[Saved data entries]
::::
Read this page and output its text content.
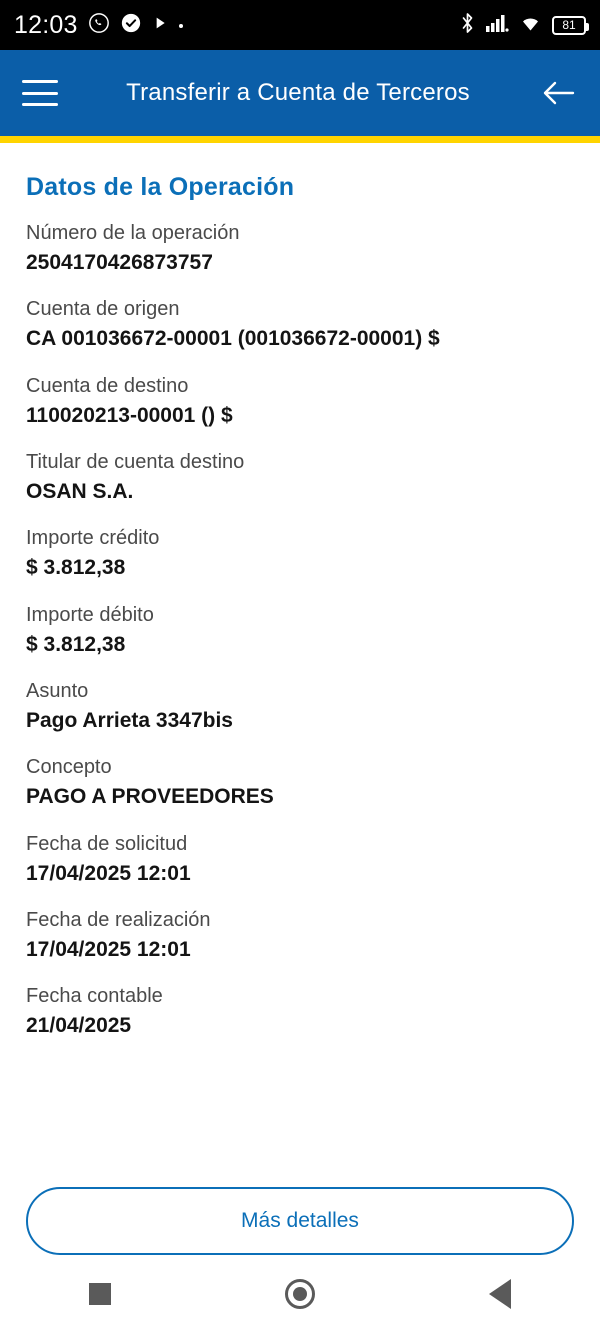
12:03	81
Transferir a Cuenta de Terceros
Datos de la Operación
Número de la operación
2504170426873757
Cuenta de origen
CA 001036672-00001 (001036672-00001) $
Cuenta de destino
110020213-00001 () $
Titular de cuenta destino
OSAN S.A.
Importe crédito
$ 3.812,38
Importe débito
$ 3.812,38
Asunto
Pago Arrieta 3347bis
Concepto
PAGO A PROVEEDORES
Fecha de solicitud
17/04/2025 12:01
Fecha de realización
17/04/2025 12:01
Fecha contable
21/04/2025
Más detalles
::::
— EXERCISE PROMPT —
Scan the material above for the word "Fecha". Copy each line where it occurs.

— EXPECTED ANSWER —
Fecha de solicitud
Fecha de realización
Fecha contable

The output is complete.